Check every line for the word "geraniol" and state how many lines have it. Reply with the number alone.

Start of Records

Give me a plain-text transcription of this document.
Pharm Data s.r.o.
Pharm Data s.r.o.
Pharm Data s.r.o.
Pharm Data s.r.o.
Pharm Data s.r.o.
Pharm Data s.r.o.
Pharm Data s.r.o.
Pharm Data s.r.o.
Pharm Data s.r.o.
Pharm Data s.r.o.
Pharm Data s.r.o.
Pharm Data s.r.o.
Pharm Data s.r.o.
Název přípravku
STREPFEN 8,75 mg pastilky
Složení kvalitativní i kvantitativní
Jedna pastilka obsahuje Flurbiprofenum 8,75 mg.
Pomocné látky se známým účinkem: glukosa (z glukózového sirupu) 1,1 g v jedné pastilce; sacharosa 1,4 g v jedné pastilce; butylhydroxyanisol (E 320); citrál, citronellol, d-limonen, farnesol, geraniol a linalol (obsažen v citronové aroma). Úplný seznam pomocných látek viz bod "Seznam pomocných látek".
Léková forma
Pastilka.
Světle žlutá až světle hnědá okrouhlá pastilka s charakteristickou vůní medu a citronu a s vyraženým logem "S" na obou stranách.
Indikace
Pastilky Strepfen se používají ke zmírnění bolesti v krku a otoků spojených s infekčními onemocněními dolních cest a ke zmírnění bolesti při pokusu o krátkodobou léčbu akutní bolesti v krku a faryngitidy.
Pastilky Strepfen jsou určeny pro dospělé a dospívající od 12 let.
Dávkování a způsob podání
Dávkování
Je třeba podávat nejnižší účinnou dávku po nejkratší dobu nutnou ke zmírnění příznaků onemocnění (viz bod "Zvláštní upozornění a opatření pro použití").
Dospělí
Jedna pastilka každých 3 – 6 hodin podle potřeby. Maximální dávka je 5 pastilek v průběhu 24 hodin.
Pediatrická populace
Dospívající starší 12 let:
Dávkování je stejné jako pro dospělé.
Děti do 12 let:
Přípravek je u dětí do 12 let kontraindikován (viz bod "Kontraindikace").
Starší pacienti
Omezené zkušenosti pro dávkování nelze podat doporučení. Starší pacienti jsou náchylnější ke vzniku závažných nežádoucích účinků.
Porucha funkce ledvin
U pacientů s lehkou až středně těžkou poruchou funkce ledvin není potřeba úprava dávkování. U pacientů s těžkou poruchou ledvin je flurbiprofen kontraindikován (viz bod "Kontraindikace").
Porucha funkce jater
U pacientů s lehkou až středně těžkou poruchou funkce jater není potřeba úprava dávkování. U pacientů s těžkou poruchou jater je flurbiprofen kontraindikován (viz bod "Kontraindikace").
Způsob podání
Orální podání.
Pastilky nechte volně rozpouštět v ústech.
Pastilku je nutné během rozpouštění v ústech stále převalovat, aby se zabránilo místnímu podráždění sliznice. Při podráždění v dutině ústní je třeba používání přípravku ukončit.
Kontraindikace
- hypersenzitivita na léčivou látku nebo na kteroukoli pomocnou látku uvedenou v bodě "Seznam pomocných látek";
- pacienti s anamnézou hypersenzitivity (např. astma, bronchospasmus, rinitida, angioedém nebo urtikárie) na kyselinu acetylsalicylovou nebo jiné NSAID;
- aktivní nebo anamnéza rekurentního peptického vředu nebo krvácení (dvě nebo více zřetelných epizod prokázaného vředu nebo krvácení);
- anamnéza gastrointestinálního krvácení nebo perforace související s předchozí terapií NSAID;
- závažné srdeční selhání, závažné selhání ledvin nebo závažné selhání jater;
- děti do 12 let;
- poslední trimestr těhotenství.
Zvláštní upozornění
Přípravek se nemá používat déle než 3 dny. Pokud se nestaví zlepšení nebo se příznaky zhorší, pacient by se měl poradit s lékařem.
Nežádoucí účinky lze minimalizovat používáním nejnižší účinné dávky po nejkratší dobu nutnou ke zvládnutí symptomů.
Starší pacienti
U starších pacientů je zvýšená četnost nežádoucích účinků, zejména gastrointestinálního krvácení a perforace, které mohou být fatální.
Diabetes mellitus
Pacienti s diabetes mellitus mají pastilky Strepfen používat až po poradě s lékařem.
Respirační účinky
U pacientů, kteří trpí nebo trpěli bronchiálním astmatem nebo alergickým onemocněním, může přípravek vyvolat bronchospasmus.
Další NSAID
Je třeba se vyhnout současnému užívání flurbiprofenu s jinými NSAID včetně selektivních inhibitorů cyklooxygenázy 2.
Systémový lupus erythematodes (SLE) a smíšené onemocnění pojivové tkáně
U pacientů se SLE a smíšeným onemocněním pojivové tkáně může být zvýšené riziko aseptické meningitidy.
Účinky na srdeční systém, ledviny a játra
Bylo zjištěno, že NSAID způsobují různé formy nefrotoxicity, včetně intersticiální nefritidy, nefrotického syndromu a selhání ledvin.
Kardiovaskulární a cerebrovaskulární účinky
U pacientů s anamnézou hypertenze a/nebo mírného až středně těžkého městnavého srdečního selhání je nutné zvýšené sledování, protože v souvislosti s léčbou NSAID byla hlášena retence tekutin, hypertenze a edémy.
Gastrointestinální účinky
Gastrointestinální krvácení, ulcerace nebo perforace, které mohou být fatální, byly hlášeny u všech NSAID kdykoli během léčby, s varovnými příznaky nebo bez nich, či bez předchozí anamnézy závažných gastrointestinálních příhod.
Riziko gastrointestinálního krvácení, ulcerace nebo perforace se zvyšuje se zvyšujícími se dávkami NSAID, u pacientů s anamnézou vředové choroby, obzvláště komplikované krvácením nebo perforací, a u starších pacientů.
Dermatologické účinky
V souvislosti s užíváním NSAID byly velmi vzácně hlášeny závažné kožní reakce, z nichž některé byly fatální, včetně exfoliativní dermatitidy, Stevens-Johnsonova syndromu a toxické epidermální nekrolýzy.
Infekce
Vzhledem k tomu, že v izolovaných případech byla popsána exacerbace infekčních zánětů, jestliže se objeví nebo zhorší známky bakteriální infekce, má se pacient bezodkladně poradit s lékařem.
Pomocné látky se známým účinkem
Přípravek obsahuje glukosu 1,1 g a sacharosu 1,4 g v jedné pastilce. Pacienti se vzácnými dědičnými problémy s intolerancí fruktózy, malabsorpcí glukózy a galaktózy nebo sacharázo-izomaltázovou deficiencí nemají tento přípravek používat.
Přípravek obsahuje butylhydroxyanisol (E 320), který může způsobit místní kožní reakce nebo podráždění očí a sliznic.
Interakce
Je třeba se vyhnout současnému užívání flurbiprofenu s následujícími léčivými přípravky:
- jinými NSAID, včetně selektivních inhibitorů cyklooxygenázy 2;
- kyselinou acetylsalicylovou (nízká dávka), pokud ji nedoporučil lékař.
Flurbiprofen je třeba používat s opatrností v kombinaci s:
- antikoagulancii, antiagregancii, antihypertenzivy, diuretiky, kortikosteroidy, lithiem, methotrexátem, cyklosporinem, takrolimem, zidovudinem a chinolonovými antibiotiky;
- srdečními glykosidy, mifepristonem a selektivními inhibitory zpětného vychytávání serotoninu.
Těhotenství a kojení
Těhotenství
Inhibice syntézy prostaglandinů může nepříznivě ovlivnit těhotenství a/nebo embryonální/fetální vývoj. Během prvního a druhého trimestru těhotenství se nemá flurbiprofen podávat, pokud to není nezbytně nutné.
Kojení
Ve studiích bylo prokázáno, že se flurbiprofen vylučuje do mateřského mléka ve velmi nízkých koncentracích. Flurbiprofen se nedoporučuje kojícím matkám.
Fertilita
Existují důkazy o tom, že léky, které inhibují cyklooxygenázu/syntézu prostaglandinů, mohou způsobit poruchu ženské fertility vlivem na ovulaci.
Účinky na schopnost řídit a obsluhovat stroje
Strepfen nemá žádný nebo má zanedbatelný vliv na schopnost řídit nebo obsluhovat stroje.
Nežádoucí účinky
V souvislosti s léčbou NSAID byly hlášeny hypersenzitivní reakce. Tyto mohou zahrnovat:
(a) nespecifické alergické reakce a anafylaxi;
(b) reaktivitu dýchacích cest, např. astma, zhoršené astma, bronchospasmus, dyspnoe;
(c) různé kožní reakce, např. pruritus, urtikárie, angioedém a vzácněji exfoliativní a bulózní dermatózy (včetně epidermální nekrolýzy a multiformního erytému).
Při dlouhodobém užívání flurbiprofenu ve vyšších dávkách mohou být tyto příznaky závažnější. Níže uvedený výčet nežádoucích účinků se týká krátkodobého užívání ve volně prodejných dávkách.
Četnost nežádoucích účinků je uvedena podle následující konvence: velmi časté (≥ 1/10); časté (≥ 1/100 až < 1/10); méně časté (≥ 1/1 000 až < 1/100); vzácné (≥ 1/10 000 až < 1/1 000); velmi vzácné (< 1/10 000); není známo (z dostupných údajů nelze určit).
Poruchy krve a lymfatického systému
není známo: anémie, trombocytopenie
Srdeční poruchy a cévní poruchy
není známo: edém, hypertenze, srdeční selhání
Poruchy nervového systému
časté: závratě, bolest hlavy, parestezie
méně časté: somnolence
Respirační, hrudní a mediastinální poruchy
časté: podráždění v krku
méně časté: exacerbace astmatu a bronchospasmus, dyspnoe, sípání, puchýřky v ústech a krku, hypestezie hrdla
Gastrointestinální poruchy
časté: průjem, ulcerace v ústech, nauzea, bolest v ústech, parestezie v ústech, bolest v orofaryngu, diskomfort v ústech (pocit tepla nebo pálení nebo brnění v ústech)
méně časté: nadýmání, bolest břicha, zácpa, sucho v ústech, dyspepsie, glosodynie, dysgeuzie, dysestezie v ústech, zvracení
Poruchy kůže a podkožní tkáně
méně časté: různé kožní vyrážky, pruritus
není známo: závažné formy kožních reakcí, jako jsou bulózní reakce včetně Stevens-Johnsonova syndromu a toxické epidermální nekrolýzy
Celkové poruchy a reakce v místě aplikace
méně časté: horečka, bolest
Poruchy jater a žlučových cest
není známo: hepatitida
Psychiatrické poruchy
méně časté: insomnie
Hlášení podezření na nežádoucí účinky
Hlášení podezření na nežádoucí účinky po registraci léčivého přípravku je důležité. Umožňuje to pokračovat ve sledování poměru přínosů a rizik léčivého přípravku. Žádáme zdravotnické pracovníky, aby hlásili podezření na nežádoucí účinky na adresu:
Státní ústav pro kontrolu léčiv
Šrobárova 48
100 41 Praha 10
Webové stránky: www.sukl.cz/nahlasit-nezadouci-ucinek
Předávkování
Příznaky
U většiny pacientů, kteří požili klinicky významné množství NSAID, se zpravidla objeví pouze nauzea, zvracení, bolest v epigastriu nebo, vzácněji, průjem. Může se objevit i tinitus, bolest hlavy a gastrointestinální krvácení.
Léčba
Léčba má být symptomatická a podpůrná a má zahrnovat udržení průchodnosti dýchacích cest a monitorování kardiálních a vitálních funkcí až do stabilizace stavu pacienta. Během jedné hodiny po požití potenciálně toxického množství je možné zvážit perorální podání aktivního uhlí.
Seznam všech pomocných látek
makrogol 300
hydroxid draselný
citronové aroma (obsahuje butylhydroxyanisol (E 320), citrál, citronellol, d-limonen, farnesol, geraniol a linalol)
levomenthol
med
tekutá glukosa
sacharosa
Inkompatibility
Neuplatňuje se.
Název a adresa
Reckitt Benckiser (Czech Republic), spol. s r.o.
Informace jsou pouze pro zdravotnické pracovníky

End of Records

## Reply
2